#### [Problem description]
Tally how many lines of these entries hold the string "name". Return the number alone.
%%
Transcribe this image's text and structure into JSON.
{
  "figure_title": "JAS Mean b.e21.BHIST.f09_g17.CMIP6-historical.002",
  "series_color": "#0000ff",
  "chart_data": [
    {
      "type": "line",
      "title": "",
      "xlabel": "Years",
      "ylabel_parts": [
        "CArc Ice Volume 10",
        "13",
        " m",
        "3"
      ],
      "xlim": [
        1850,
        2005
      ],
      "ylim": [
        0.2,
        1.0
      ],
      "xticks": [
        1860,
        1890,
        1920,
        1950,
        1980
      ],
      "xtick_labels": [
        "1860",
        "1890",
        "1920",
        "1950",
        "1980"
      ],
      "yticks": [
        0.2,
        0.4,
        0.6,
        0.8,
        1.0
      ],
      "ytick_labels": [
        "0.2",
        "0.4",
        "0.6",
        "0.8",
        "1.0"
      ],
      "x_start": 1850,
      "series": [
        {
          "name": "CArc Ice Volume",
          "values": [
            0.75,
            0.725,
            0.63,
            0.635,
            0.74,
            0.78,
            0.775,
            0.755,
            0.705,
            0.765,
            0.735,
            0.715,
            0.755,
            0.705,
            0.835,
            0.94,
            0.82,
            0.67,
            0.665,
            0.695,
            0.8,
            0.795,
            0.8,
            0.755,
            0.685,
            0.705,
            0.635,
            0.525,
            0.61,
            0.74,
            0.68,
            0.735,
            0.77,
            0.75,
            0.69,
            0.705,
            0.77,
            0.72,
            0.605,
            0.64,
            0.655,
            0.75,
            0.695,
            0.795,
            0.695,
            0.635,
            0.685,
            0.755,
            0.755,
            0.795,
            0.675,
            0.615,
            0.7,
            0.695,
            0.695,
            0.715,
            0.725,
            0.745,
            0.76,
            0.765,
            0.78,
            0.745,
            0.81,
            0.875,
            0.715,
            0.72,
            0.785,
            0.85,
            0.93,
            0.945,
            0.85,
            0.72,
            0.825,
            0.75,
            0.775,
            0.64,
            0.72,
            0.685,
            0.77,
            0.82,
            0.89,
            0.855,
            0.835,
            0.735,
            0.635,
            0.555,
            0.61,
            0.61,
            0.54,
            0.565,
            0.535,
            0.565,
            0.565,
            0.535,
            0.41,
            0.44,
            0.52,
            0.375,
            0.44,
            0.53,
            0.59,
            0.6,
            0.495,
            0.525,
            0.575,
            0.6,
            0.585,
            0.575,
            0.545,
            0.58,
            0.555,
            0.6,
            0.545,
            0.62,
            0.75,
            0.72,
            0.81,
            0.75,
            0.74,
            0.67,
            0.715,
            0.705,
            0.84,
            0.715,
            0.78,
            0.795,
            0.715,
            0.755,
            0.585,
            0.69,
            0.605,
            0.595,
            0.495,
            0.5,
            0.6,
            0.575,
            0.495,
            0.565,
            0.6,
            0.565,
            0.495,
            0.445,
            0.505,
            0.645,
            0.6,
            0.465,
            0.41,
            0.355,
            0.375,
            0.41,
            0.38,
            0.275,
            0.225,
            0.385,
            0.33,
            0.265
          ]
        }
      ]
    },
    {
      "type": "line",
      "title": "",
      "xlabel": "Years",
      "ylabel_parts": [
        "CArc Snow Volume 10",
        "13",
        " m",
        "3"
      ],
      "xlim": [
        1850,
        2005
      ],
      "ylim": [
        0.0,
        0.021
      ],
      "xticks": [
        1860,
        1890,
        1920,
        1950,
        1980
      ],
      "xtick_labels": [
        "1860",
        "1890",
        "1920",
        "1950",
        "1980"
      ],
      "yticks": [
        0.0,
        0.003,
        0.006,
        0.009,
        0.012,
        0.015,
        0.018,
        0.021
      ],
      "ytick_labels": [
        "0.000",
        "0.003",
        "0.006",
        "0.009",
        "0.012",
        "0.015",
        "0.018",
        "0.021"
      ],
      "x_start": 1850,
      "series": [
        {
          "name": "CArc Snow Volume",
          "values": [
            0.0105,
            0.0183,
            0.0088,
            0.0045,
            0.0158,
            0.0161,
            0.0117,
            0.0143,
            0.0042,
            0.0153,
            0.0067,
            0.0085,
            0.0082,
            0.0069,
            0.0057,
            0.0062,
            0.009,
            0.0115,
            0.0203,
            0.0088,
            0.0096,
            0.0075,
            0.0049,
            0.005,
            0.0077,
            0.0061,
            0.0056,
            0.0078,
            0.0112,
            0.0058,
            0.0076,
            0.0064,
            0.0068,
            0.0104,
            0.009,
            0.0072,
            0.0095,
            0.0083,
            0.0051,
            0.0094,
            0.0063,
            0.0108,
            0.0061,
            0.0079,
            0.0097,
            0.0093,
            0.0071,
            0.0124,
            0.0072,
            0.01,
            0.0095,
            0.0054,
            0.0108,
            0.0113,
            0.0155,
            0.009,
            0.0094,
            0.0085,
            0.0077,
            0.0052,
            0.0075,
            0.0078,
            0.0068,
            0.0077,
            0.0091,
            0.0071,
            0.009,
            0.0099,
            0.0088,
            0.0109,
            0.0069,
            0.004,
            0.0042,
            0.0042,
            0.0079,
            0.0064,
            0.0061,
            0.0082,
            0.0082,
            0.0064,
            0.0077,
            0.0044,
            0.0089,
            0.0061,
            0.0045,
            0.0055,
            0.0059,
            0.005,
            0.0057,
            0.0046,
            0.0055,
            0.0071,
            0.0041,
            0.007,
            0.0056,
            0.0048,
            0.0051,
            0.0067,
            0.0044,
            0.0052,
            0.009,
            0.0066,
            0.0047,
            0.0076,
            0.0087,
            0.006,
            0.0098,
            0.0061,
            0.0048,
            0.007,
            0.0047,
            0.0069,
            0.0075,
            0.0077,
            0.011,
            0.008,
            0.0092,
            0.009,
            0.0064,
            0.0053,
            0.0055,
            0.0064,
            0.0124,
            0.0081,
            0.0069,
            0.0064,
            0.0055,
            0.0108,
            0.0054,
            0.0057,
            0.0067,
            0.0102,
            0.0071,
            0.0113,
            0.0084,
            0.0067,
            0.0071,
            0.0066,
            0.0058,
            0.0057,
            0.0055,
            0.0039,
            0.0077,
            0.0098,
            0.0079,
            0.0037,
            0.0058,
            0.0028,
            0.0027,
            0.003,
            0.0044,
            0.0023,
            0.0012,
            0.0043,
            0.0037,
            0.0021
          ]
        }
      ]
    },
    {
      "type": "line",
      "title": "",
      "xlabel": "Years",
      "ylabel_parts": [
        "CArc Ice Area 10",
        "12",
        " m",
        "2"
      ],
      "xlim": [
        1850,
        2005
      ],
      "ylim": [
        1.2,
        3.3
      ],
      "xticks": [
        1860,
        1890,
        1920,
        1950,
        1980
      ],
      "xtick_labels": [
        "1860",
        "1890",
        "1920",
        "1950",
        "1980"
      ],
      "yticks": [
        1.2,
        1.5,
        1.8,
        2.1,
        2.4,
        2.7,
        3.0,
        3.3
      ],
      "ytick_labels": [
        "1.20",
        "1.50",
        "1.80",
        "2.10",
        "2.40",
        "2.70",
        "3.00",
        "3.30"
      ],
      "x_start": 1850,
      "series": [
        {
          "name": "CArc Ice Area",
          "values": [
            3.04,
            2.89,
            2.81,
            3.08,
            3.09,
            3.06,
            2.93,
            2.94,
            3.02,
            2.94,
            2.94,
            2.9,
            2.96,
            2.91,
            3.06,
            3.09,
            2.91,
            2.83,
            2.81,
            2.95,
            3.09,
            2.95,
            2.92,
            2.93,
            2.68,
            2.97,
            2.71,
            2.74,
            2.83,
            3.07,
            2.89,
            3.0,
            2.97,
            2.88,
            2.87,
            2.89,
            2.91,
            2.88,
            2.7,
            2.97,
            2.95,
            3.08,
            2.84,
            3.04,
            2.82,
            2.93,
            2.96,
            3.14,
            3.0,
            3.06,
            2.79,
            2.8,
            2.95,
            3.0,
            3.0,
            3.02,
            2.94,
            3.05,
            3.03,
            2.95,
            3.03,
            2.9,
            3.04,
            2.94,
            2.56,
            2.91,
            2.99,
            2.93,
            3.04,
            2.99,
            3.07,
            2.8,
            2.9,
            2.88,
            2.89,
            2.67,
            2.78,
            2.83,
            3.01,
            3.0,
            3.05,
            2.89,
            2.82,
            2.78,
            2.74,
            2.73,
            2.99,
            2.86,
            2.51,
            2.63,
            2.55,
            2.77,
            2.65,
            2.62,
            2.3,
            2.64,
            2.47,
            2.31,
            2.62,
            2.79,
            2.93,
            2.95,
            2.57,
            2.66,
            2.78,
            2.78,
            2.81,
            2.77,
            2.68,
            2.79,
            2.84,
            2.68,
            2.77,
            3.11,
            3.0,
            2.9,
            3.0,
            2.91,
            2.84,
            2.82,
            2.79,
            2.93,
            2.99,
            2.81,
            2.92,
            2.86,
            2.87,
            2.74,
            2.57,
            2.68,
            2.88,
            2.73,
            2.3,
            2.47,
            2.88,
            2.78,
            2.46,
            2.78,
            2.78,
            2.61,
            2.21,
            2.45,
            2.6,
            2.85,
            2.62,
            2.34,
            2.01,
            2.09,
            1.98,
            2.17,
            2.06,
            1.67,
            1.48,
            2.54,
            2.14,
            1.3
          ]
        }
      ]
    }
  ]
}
%%
#### [Solution]
3